Problems to work on »
A. Answer these questions about the railroad forum thread:
(i) How does the 10/25/59 NYC timetable list the South Station–Toronto sleeper?
(ii) Between which two cities did the New England Wolverine run?
(iii) At which station did most, if not all, of B&M's Canada service likely originate?
B. Continue the railroad forum thread about through service to Canada, starting right after its last sentence.

Postby eastwind » Wed Dec 11, 2013 9:02 pm

eastwind wrote:There was no through service to Canada from South Station, on either the New Haven or the B&A (New York Central).
eastwind

davidp wrote:Actually the NYC offered a through South Station - Toronto sleeper at least into 1960. The 10/25/59 NYC timetable lists it as a 10-6, carried on the New England States to/from Buffalo. However, pictures from earlier in the '50's show a streamlined CP 10-5 on the New England States.

TomNelligan wrote:In addition to the NYC's Boston-Toronto sleeper, there was also the B&A/NYC New England Wolverine, which ran between Boston and Detroit via the NYC's Canada Southern line on the north side of Lake Erie. It lasted into the 1950s. While I doubt that many Boston passengers were ever destined for St. Thomas or Windsor, the train's two stops in Ontario, that did technically count as another international service out of South Station.

Tom and David, you're both right, of course. How could I have forgotten that? Simple. In context, my statement is correct. Here is the context:

eastwind wrote:
gokeefe wrote:It seems likely that most, if not all, of B&M's Canada service originated at North Station. While this seems natural "of course" to those who were there, its easy to forget that South Station and North Station were run by competing railroads when Amtrak is the only American passenger railroad you've ever known.

Provided material »
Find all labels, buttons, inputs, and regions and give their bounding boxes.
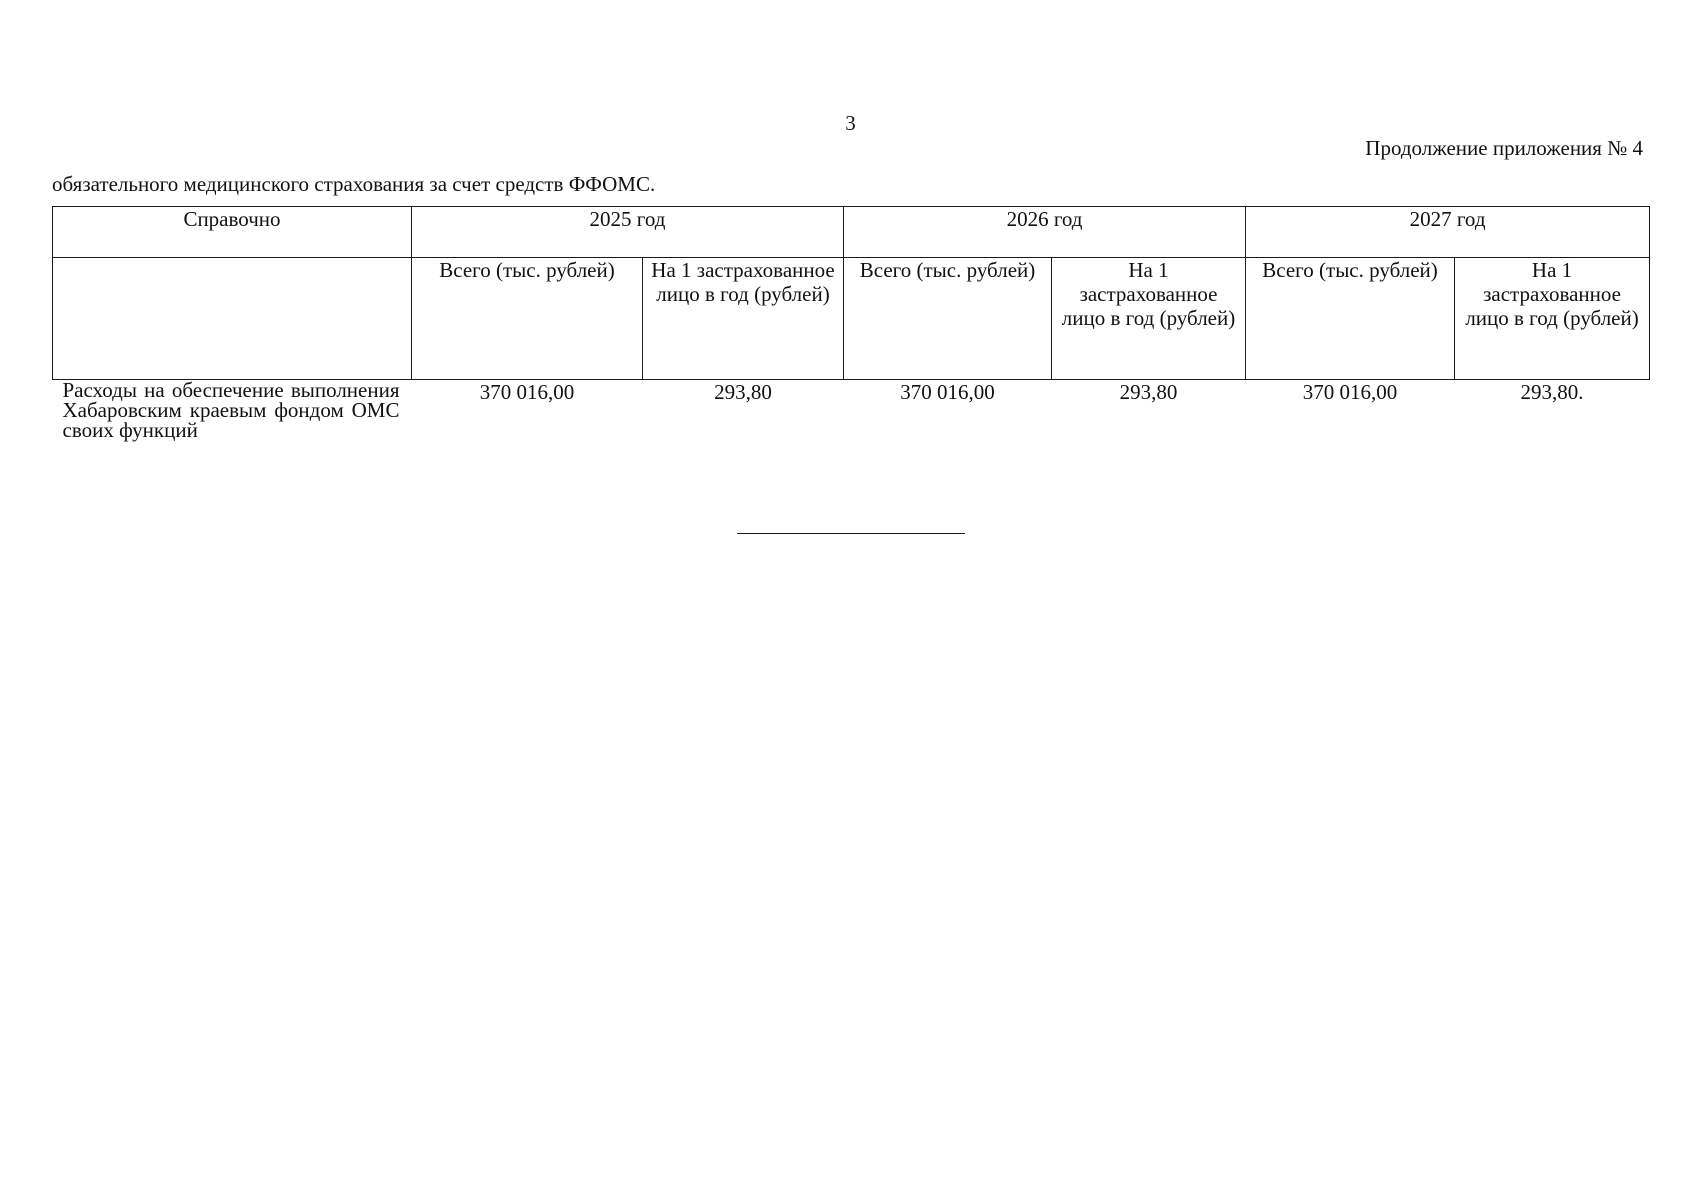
appendix-continuation-note: Продолжение приложения № 4: [1365, 136, 1643, 160]
value-per-person-2027: 293,80.: [1520, 380, 1584, 404]
page-number: [0, 111, 1701, 136]
table-row: [53, 380, 1650, 441]
per-person-2025-header: На 1 застрахованное лицо в год (рублей): [643, 258, 844, 380]
value-total-2025: 370 016,00: [479, 380, 575, 404]
total-2026-header: Всего (тыс. рублей): [844, 258, 1052, 380]
total-2025-header: Всего (тыс. рублей): [412, 258, 643, 380]
per-person-2026-header: На 1 застрахованное лицо в год (рублей): [1052, 258, 1246, 380]
value-per-person-2025: 293,80: [714, 380, 772, 404]
per-person-2027-header: На 1 застрахованное лицо в год (рублей): [1455, 258, 1650, 380]
empty-header-cell: [53, 258, 412, 380]
reference-header-cell: Справочно: [53, 207, 412, 258]
year-header-row: [53, 207, 1650, 258]
expenses-table: [52, 206, 1650, 440]
expense-label-cell: Расходы на обеспечение выполнения Хабаровским краевым фондом ОМС своих функций: [62, 378, 400, 442]
page-number-text: 3: [845, 111, 856, 135]
value-total-2026: 370 016,00: [900, 380, 995, 404]
year-2027-header: 2027 год: [1246, 207, 1650, 258]
value-total-2027: 370 016,00: [1302, 380, 1398, 404]
sub-header-row: [53, 258, 1650, 380]
year-2026-header: 2026 год: [844, 207, 1246, 258]
table-caption: обязательного медицинского страхования за счет средств ФФОМС.: [52, 172, 656, 196]
value-per-person-2026: 293,80: [1119, 380, 1178, 404]
end-divider-line: [737, 533, 965, 534]
total-2027-header: Всего (тыс. рублей): [1246, 258, 1455, 380]
year-2025-header: 2025 год: [412, 207, 844, 258]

In response »
A.
(i) As a 10-6, carried on the New England States to/from Buffalo.
(ii) Boston and Detroit.
(iii) North Station.

B.
All service to Canada from Boston originated at North Station, yes. One line to the Maritimes via Maine Central. Three lines to Montréal (and Québec City): (1) via Concord-Plymouth-Wells River and the CP through St. Johnsbury, (2) via Concord-White River Junction and CV-CN through St. Albans, and (3) via Fitchburg-Keene-Bellows Falls and the Rutland through Burlington.

Don't forget, however, that through trains from New York to Montréal also operated over the B&M's other trunk line, the Conn River, from Springfield to White River Junction (CV-CN) and Wells River (CP).

There was no through service to Canada from South Station, on either the New Haven or the B&A (New York Central).

eastwind

The statement was made in answer to a question about B&M's Canada service. To be absolutely clear, then, what I should have said is, "There was no through service to Canada from South Station that involved a B&M routing, on either the New Haven or the B&A (New York Central)." I'm sometimes inattentive to how statements may read when taken out of context. You got me there. ;-)

Proposals for Amtrak Boston-Montreal service via Springfield/Palmer (former B&A) and the Vermonter route (former B&M) would run of course out of South Station, but such a routing was not in the timetable in the time period under discussion, for the simple reason that there were three other, shorter routings available, none of which even exist today.